____ Provided information

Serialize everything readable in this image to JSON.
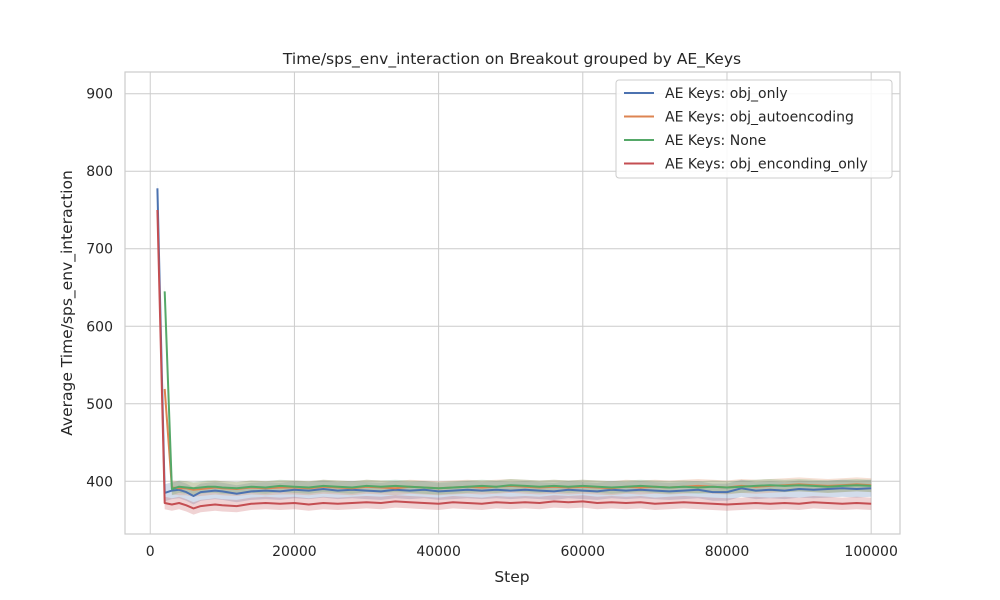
{
  "chart_data": {
    "type": "line",
    "title": "Time/sps_env_interaction on Breakout grouped by AE_Keys",
    "xlabel": "Step",
    "ylabel": "Average Time/sps_env_interaction",
    "xlim": [
      -3500,
      104000
    ],
    "ylim": [
      332,
      928
    ],
    "xticks": [
      0,
      20000,
      40000,
      60000,
      80000,
      100000
    ],
    "yticks": [
      400,
      500,
      600,
      700,
      800,
      900
    ],
    "grid": true,
    "legend_position": "top-right",
    "series": [
      {
        "name": "AE Keys: obj_only",
        "color": "#4c72b0",
        "points": [
          [
            1000,
            778
          ],
          [
            2000,
            385
          ],
          [
            3000,
            388
          ],
          [
            4000,
            389
          ],
          [
            5000,
            386
          ],
          [
            6000,
            381
          ],
          [
            7000,
            386
          ],
          [
            8000,
            387
          ],
          [
            9000,
            388
          ],
          [
            10000,
            387
          ],
          [
            12000,
            384
          ],
          [
            14000,
            387
          ],
          [
            16000,
            388
          ],
          [
            18000,
            387
          ],
          [
            20000,
            389
          ],
          [
            22000,
            388
          ],
          [
            24000,
            390
          ],
          [
            26000,
            388
          ],
          [
            28000,
            389
          ],
          [
            30000,
            388
          ],
          [
            32000,
            387
          ],
          [
            34000,
            389
          ],
          [
            36000,
            388
          ],
          [
            38000,
            389
          ],
          [
            40000,
            387
          ],
          [
            42000,
            388
          ],
          [
            44000,
            389
          ],
          [
            46000,
            388
          ],
          [
            48000,
            389
          ],
          [
            50000,
            388
          ],
          [
            52000,
            389
          ],
          [
            54000,
            388
          ],
          [
            56000,
            387
          ],
          [
            58000,
            389
          ],
          [
            60000,
            388
          ],
          [
            62000,
            387
          ],
          [
            64000,
            389
          ],
          [
            66000,
            388
          ],
          [
            68000,
            389
          ],
          [
            70000,
            388
          ],
          [
            72000,
            387
          ],
          [
            74000,
            388
          ],
          [
            76000,
            389
          ],
          [
            78000,
            386
          ],
          [
            80000,
            386
          ],
          [
            82000,
            391
          ],
          [
            84000,
            388
          ],
          [
            86000,
            389
          ],
          [
            88000,
            388
          ],
          [
            90000,
            390
          ],
          [
            92000,
            389
          ],
          [
            94000,
            390
          ],
          [
            96000,
            391
          ],
          [
            98000,
            390
          ],
          [
            100000,
            391
          ]
        ],
        "band": 11
      },
      {
        "name": "AE Keys: obj_autoencoding",
        "color": "#dd8452",
        "points": [
          [
            2000,
            519
          ],
          [
            3000,
            392
          ],
          [
            4000,
            391
          ],
          [
            5000,
            391
          ],
          [
            6000,
            389
          ],
          [
            7000,
            390
          ],
          [
            8000,
            391
          ],
          [
            9000,
            392
          ],
          [
            10000,
            391
          ],
          [
            12000,
            390
          ],
          [
            14000,
            392
          ],
          [
            16000,
            391
          ],
          [
            18000,
            392
          ],
          [
            20000,
            392
          ],
          [
            22000,
            391
          ],
          [
            24000,
            393
          ],
          [
            26000,
            392
          ],
          [
            28000,
            391
          ],
          [
            30000,
            393
          ],
          [
            32000,
            392
          ],
          [
            34000,
            391
          ],
          [
            36000,
            393
          ],
          [
            38000,
            392
          ],
          [
            40000,
            391
          ],
          [
            42000,
            392
          ],
          [
            44000,
            393
          ],
          [
            46000,
            392
          ],
          [
            48000,
            393
          ],
          [
            50000,
            394
          ],
          [
            52000,
            393
          ],
          [
            54000,
            392
          ],
          [
            56000,
            393
          ],
          [
            58000,
            392
          ],
          [
            60000,
            393
          ],
          [
            62000,
            392
          ],
          [
            64000,
            391
          ],
          [
            66000,
            393
          ],
          [
            68000,
            392
          ],
          [
            70000,
            393
          ],
          [
            72000,
            392
          ],
          [
            74000,
            393
          ],
          [
            76000,
            394
          ],
          [
            78000,
            393
          ],
          [
            80000,
            392
          ],
          [
            82000,
            394
          ],
          [
            84000,
            393
          ],
          [
            86000,
            394
          ],
          [
            88000,
            395
          ],
          [
            90000,
            396
          ],
          [
            92000,
            395
          ],
          [
            94000,
            394
          ],
          [
            96000,
            395
          ],
          [
            98000,
            396
          ],
          [
            100000,
            395
          ]
        ],
        "band": 9
      },
      {
        "name": "AE Keys: None",
        "color": "#55a868",
        "points": [
          [
            2000,
            645
          ],
          [
            3000,
            390
          ],
          [
            4000,
            393
          ],
          [
            5000,
            392
          ],
          [
            6000,
            391
          ],
          [
            7000,
            392
          ],
          [
            8000,
            393
          ],
          [
            9000,
            393
          ],
          [
            10000,
            392
          ],
          [
            12000,
            391
          ],
          [
            14000,
            393
          ],
          [
            16000,
            392
          ],
          [
            18000,
            394
          ],
          [
            20000,
            393
          ],
          [
            22000,
            392
          ],
          [
            24000,
            394
          ],
          [
            26000,
            393
          ],
          [
            28000,
            392
          ],
          [
            30000,
            394
          ],
          [
            32000,
            393
          ],
          [
            34000,
            394
          ],
          [
            36000,
            393
          ],
          [
            38000,
            392
          ],
          [
            40000,
            391
          ],
          [
            42000,
            392
          ],
          [
            44000,
            393
          ],
          [
            46000,
            394
          ],
          [
            48000,
            393
          ],
          [
            50000,
            395
          ],
          [
            52000,
            394
          ],
          [
            54000,
            393
          ],
          [
            56000,
            394
          ],
          [
            58000,
            393
          ],
          [
            60000,
            394
          ],
          [
            62000,
            393
          ],
          [
            64000,
            392
          ],
          [
            66000,
            393
          ],
          [
            68000,
            394
          ],
          [
            70000,
            393
          ],
          [
            72000,
            392
          ],
          [
            74000,
            393
          ],
          [
            76000,
            392
          ],
          [
            78000,
            393
          ],
          [
            80000,
            392
          ],
          [
            82000,
            393
          ],
          [
            84000,
            394
          ],
          [
            86000,
            395
          ],
          [
            88000,
            394
          ],
          [
            90000,
            395
          ],
          [
            92000,
            394
          ],
          [
            94000,
            393
          ],
          [
            96000,
            394
          ],
          [
            98000,
            395
          ],
          [
            100000,
            394
          ]
        ],
        "band": 8
      },
      {
        "name": "AE Keys: obj_enconding_only",
        "color": "#c44e52",
        "points": [
          [
            1000,
            750
          ],
          [
            2000,
            372
          ],
          [
            3000,
            370
          ],
          [
            4000,
            372
          ],
          [
            5000,
            369
          ],
          [
            6000,
            365
          ],
          [
            7000,
            368
          ],
          [
            8000,
            369
          ],
          [
            9000,
            370
          ],
          [
            10000,
            369
          ],
          [
            12000,
            368
          ],
          [
            14000,
            371
          ],
          [
            16000,
            372
          ],
          [
            18000,
            371
          ],
          [
            20000,
            372
          ],
          [
            22000,
            370
          ],
          [
            24000,
            372
          ],
          [
            26000,
            371
          ],
          [
            28000,
            372
          ],
          [
            30000,
            373
          ],
          [
            32000,
            372
          ],
          [
            34000,
            374
          ],
          [
            36000,
            373
          ],
          [
            38000,
            372
          ],
          [
            40000,
            371
          ],
          [
            42000,
            373
          ],
          [
            44000,
            372
          ],
          [
            46000,
            371
          ],
          [
            48000,
            373
          ],
          [
            50000,
            372
          ],
          [
            52000,
            373
          ],
          [
            54000,
            372
          ],
          [
            56000,
            374
          ],
          [
            58000,
            373
          ],
          [
            60000,
            374
          ],
          [
            62000,
            372
          ],
          [
            64000,
            373
          ],
          [
            66000,
            372
          ],
          [
            68000,
            373
          ],
          [
            70000,
            371
          ],
          [
            72000,
            372
          ],
          [
            74000,
            373
          ],
          [
            76000,
            372
          ],
          [
            78000,
            371
          ],
          [
            80000,
            370
          ],
          [
            82000,
            371
          ],
          [
            84000,
            372
          ],
          [
            86000,
            371
          ],
          [
            88000,
            372
          ],
          [
            90000,
            371
          ],
          [
            92000,
            373
          ],
          [
            94000,
            372
          ],
          [
            96000,
            371
          ],
          [
            98000,
            372
          ],
          [
            100000,
            371
          ]
        ],
        "band": 8
      }
    ]
  }
}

________

__What you should do__: Pick out lines containing the word "color", each one as written.

__Result of this exercise__:
        "color": "#4c72b0",
        "color": "#dd8452",
        "color": "#55a868",
        "color": "#c44e52",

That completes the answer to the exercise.